→ **Problem description**: Extract, from the records beneath this instruction, each line that contains the word "email".

→ **Input data**:
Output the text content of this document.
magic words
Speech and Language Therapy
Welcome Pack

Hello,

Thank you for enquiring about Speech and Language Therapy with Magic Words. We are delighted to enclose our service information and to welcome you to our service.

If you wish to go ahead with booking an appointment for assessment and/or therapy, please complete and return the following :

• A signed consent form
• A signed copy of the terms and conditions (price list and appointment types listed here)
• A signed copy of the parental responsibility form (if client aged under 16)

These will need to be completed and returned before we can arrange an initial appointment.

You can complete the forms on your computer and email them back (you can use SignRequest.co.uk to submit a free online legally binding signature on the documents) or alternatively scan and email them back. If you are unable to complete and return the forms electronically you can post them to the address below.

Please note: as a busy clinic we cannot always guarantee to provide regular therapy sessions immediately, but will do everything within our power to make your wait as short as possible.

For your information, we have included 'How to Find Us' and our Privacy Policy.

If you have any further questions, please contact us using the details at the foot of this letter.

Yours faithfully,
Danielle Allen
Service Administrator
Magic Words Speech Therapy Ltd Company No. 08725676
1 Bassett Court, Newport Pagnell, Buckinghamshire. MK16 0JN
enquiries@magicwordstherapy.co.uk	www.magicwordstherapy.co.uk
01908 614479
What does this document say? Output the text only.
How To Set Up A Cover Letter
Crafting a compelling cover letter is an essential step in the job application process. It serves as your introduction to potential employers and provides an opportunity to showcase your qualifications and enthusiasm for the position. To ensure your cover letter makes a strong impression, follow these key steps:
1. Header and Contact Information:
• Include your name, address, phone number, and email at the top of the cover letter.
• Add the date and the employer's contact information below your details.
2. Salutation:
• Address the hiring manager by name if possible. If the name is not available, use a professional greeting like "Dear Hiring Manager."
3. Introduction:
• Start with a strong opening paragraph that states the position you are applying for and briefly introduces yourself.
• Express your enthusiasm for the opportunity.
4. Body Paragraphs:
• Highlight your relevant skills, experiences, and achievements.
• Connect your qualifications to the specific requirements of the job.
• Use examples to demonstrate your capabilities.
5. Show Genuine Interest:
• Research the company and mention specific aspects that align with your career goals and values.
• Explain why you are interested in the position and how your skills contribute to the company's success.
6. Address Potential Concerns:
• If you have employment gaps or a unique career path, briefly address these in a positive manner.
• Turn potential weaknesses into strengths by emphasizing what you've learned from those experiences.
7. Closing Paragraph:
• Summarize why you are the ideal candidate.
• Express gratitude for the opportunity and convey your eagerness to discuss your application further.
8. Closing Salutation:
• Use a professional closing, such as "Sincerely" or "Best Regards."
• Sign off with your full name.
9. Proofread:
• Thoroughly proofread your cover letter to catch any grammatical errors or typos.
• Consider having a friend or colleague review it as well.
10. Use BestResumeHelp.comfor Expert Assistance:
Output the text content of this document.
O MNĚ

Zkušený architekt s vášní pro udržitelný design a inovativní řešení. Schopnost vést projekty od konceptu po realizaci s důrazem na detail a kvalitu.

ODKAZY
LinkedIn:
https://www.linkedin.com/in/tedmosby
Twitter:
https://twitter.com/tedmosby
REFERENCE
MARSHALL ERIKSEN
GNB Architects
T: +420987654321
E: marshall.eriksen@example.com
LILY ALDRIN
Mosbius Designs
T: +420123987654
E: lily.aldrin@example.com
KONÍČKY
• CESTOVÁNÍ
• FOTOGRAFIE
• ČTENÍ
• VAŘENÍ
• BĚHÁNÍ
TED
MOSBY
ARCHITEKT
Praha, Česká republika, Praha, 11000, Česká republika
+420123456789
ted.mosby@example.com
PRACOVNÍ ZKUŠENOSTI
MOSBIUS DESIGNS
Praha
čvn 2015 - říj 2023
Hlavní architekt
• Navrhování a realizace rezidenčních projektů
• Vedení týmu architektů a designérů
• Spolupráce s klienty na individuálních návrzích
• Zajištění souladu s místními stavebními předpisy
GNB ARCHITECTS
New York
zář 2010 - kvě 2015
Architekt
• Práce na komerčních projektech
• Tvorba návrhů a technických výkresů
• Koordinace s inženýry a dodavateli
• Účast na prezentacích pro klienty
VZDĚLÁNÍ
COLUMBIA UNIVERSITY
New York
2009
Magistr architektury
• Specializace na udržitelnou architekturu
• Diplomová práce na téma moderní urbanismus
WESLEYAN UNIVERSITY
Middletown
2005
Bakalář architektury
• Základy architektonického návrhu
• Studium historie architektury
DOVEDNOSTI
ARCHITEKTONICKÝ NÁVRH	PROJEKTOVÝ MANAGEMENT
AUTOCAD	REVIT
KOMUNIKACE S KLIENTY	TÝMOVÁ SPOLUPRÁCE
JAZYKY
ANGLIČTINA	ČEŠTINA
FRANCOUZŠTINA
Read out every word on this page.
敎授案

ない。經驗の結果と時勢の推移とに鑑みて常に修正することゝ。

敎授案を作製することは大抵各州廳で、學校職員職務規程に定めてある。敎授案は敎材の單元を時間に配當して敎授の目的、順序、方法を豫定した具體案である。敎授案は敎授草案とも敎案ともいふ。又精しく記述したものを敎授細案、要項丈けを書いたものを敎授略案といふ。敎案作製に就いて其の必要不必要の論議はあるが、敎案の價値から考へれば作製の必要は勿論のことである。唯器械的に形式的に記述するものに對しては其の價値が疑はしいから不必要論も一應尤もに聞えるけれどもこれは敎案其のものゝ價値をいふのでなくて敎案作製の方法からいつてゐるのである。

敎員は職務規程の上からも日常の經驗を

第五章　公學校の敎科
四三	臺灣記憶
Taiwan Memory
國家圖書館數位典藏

→ **Final answer**:
You can complete the forms on your computer and email them back (you can use SignRequest.co.uk to submit a free online legally binding signature on the documents) or alternatively scan and email them back. If you are unable to complete and return the forms electronically you can post them to the address below.
• Include your name, address, phone number, and email at the top of the cover letter.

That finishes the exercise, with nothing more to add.